> _Try it_
Could you please retype all of the records exactly, skipping any pictures?
#### Working data ####
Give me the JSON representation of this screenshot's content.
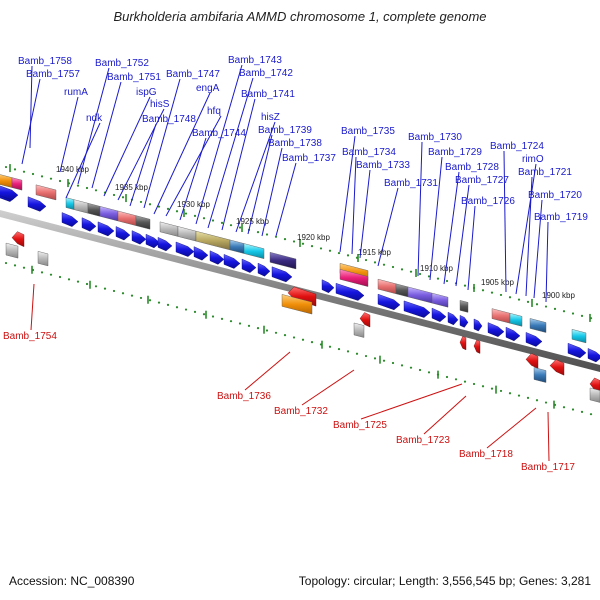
{
  "title": "Burkholderia ambifaria AMMD chromosome 1, complete genome",
  "footer": {
    "accession": "Accession: NC_008390",
    "summary": "Topology: circular; Length: 3,556,545 bp; Genes: 3,281"
  },
  "colors": {
    "top_labels": "#1a1acc",
    "bottom_labels": "#cc1111",
    "forward_gene": "#1515e0",
    "reverse_gene": "#e01010",
    "backbone": "#808080",
    "tick": "#2a8a2a"
  },
  "ticks": [
    "1940 kbp",
    "1935 kbp",
    "1930 kbp",
    "1925 kbp",
    "1920 kbp",
    "1915 kbp",
    "1910 kbp",
    "1905 kbp",
    "1900 kbp"
  ],
  "top_labels": [
    "Bamb_1758",
    "Bamb_1757",
    "rumA",
    "ndk",
    "Bamb_1752",
    "Bamb_1751",
    "ispG",
    "hisS",
    "Bamb_1748",
    "Bamb_1747",
    "engA",
    "hfq",
    "Bamb_1744",
    "Bamb_1743",
    "Bamb_1742",
    "Bamb_1741",
    "hisZ",
    "Bamb_1739",
    "Bamb_1738",
    "Bamb_1737",
    "Bamb_1735",
    "Bamb_1734",
    "Bamb_1733",
    "Bamb_1731",
    "Bamb_1730",
    "Bamb_1729",
    "Bamb_1728",
    "Bamb_1727",
    "Bamb_1726",
    "Bamb_1724",
    "rimO",
    "Bamb_1721",
    "Bamb_1720",
    "Bamb_1719"
  ],
  "bottom_labels": [
    "Bamb_1754",
    "Bamb_1736",
    "Bamb_1732",
    "Bamb_1725",
    "Bamb_1723",
    "Bamb_1718",
    "Bamb_1717"
  ]
}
####
> _Response area_
Give me the JSON representation of this screenshot's content.
{
  "title": "Burkholderia ambifaria AMMD chromosome 1, complete genome",
  "footer": {
    "accession": "Accession: NC_008390",
    "summary": "Topology: circular; Length: 3,556,545 bp; Genes: 3,281"
  },
  "colors": {
    "top_labels": "#1a1acc",
    "bottom_labels": "#cc1111",
    "forward_gene": "#1515e0",
    "reverse_gene": "#e01010",
    "backbone": "#808080",
    "tick": "#2a8a2a"
  },
  "ticks": [
    "1940 kbp",
    "1935 kbp",
    "1930 kbp",
    "1925 kbp",
    "1920 kbp",
    "1915 kbp",
    "1910 kbp",
    "1905 kbp",
    "1900 kbp"
  ],
  "top_labels": [
    "Bamb_1758",
    "Bamb_1757",
    "rumA",
    "ndk",
    "Bamb_1752",
    "Bamb_1751",
    "ispG",
    "hisS",
    "Bamb_1748",
    "Bamb_1747",
    "engA",
    "hfq",
    "Bamb_1744",
    "Bamb_1743",
    "Bamb_1742",
    "Bamb_1741",
    "hisZ",
    "Bamb_1739",
    "Bamb_1738",
    "Bamb_1737",
    "Bamb_1735",
    "Bamb_1734",
    "Bamb_1733",
    "Bamb_1731",
    "Bamb_1730",
    "Bamb_1729",
    "Bamb_1728",
    "Bamb_1727",
    "Bamb_1726",
    "Bamb_1724",
    "rimO",
    "Bamb_1721",
    "Bamb_1720",
    "Bamb_1719"
  ],
  "bottom_labels": [
    "Bamb_1754",
    "Bamb_1736",
    "Bamb_1732",
    "Bamb_1725",
    "Bamb_1723",
    "Bamb_1718",
    "Bamb_1717"
  ]
}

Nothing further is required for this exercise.